━━━━━ AVAILABLE RECORDS

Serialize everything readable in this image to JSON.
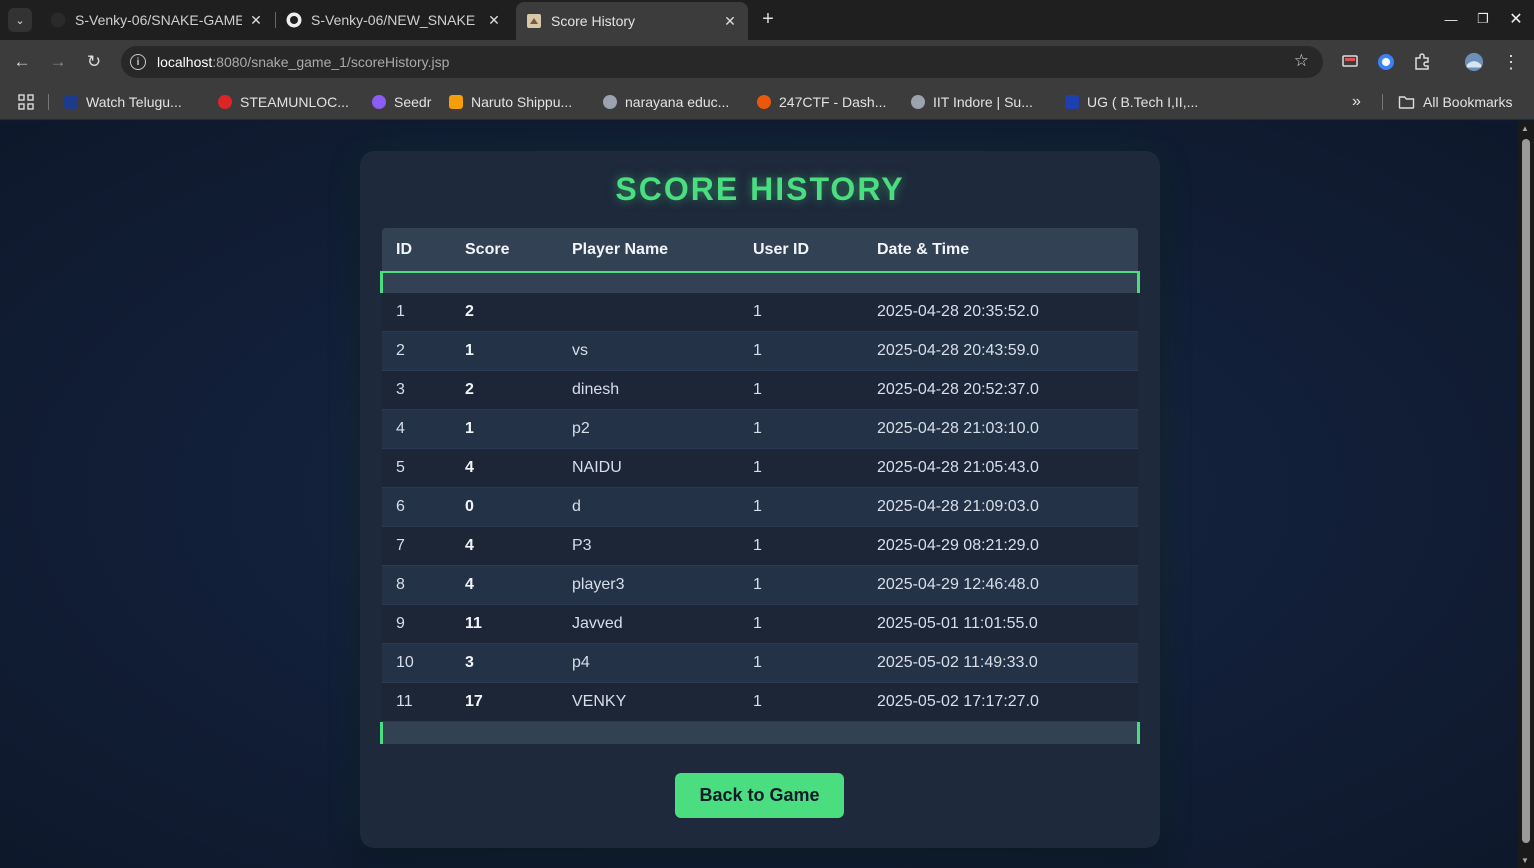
{
  "browser": {
    "tabs": [
      {
        "title": "S-Venky-06/SNAKE-GAME",
        "active": false
      },
      {
        "title": "S-Venky-06/NEW_SNAKE",
        "active": false
      },
      {
        "title": "Score History",
        "active": true
      }
    ],
    "new_tab_label": "+",
    "url_host": "localhost",
    "url_rest": ":8080/snake_game_1/scoreHistory.jsp",
    "bookmarks": [
      {
        "label": "Watch Telugu...",
        "icon": "#1e3a8a"
      },
      {
        "label": "STEAMUNLOC...",
        "icon": "#dc2626"
      },
      {
        "label": "Seedr",
        "icon": "#8b5cf6"
      },
      {
        "label": "Naruto Shippu...",
        "icon": "#f59e0b"
      },
      {
        "label": "narayana educ...",
        "icon": "#9ca3af"
      },
      {
        "label": "247CTF - Dash...",
        "icon": "#ea580c"
      },
      {
        "label": "IIT Indore | Su...",
        "icon": "#9ca3af"
      },
      {
        "label": "UG ( B.Tech I,II,...",
        "icon": "#1e40af"
      }
    ],
    "all_bookmarks_label": "All Bookmarks"
  },
  "page": {
    "title": "SCORE HISTORY",
    "columns": {
      "id": "ID",
      "score": "Score",
      "player": "Player Name",
      "user_id": "User ID",
      "date": "Date & Time"
    },
    "rows": [
      {
        "id": "1",
        "score": "2",
        "player": "",
        "user_id": "1",
        "date": "2025-04-28 20:35:52.0"
      },
      {
        "id": "2",
        "score": "1",
        "player": "vs",
        "user_id": "1",
        "date": "2025-04-28 20:43:59.0"
      },
      {
        "id": "3",
        "score": "2",
        "player": "dinesh",
        "user_id": "1",
        "date": "2025-04-28 20:52:37.0"
      },
      {
        "id": "4",
        "score": "1",
        "player": "p2",
        "user_id": "1",
        "date": "2025-04-28 21:03:10.0"
      },
      {
        "id": "5",
        "score": "4",
        "player": "NAIDU",
        "user_id": "1",
        "date": "2025-04-28 21:05:43.0"
      },
      {
        "id": "6",
        "score": "0",
        "player": "d",
        "user_id": "1",
        "date": "2025-04-28 21:09:03.0"
      },
      {
        "id": "7",
        "score": "4",
        "player": "P3",
        "user_id": "1",
        "date": "2025-04-29 08:21:29.0"
      },
      {
        "id": "8",
        "score": "4",
        "player": "player3",
        "user_id": "1",
        "date": "2025-04-29 12:46:48.0"
      },
      {
        "id": "9",
        "score": "11",
        "player": "Javved",
        "user_id": "1",
        "date": "2025-05-01 11:01:55.0"
      },
      {
        "id": "10",
        "score": "3",
        "player": "p4",
        "user_id": "1",
        "date": "2025-05-02 11:49:33.0"
      },
      {
        "id": "11",
        "score": "17",
        "player": "VENKY",
        "user_id": "1",
        "date": "2025-05-02 17:17:27.0"
      }
    ],
    "back_button_label": "Back to Game",
    "accent_color": "#4ade80",
    "card_color": "#1e293b"
  }
}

━━━━━━━━━━

SHORT TASK :: Reproduce the material above verbatim; omit every picture.

SOLUTION TO THE EXERCISE ::
Serialize everything readable in this image to JSON.
{
  "browser": {
    "tabs": [
      {
        "title": "S-Venky-06/SNAKE-GAME",
        "active": false
      },
      {
        "title": "S-Venky-06/NEW_SNAKE",
        "active": false
      },
      {
        "title": "Score History",
        "active": true
      }
    ],
    "new_tab_label": "+",
    "url_host": "localhost",
    "url_rest": ":8080/snake_game_1/scoreHistory.jsp",
    "bookmarks": [
      {
        "label": "Watch Telugu...",
        "icon": "#1e3a8a"
      },
      {
        "label": "STEAMUNLOC...",
        "icon": "#dc2626"
      },
      {
        "label": "Seedr",
        "icon": "#8b5cf6"
      },
      {
        "label": "Naruto Shippu...",
        "icon": "#f59e0b"
      },
      {
        "label": "narayana educ...",
        "icon": "#9ca3af"
      },
      {
        "label": "247CTF - Dash...",
        "icon": "#ea580c"
      },
      {
        "label": "IIT Indore | Su...",
        "icon": "#9ca3af"
      },
      {
        "label": "UG ( B.Tech I,II,...",
        "icon": "#1e40af"
      }
    ],
    "all_bookmarks_label": "All Bookmarks"
  },
  "page": {
    "title": "SCORE HISTORY",
    "columns": {
      "id": "ID",
      "score": "Score",
      "player": "Player Name",
      "user_id": "User ID",
      "date": "Date & Time"
    },
    "rows": [
      {
        "id": "1",
        "score": "2",
        "player": "",
        "user_id": "1",
        "date": "2025-04-28 20:35:52.0"
      },
      {
        "id": "2",
        "score": "1",
        "player": "vs",
        "user_id": "1",
        "date": "2025-04-28 20:43:59.0"
      },
      {
        "id": "3",
        "score": "2",
        "player": "dinesh",
        "user_id": "1",
        "date": "2025-04-28 20:52:37.0"
      },
      {
        "id": "4",
        "score": "1",
        "player": "p2",
        "user_id": "1",
        "date": "2025-04-28 21:03:10.0"
      },
      {
        "id": "5",
        "score": "4",
        "player": "NAIDU",
        "user_id": "1",
        "date": "2025-04-28 21:05:43.0"
      },
      {
        "id": "6",
        "score": "0",
        "player": "d",
        "user_id": "1",
        "date": "2025-04-28 21:09:03.0"
      },
      {
        "id": "7",
        "score": "4",
        "player": "P3",
        "user_id": "1",
        "date": "2025-04-29 08:21:29.0"
      },
      {
        "id": "8",
        "score": "4",
        "player": "player3",
        "user_id": "1",
        "date": "2025-04-29 12:46:48.0"
      },
      {
        "id": "9",
        "score": "11",
        "player": "Javved",
        "user_id": "1",
        "date": "2025-05-01 11:01:55.0"
      },
      {
        "id": "10",
        "score": "3",
        "player": "p4",
        "user_id": "1",
        "date": "2025-05-02 11:49:33.0"
      },
      {
        "id": "11",
        "score": "17",
        "player": "VENKY",
        "user_id": "1",
        "date": "2025-05-02 17:17:27.0"
      }
    ],
    "back_button_label": "Back to Game",
    "accent_color": "#4ade80",
    "card_color": "#1e293b"
  }
}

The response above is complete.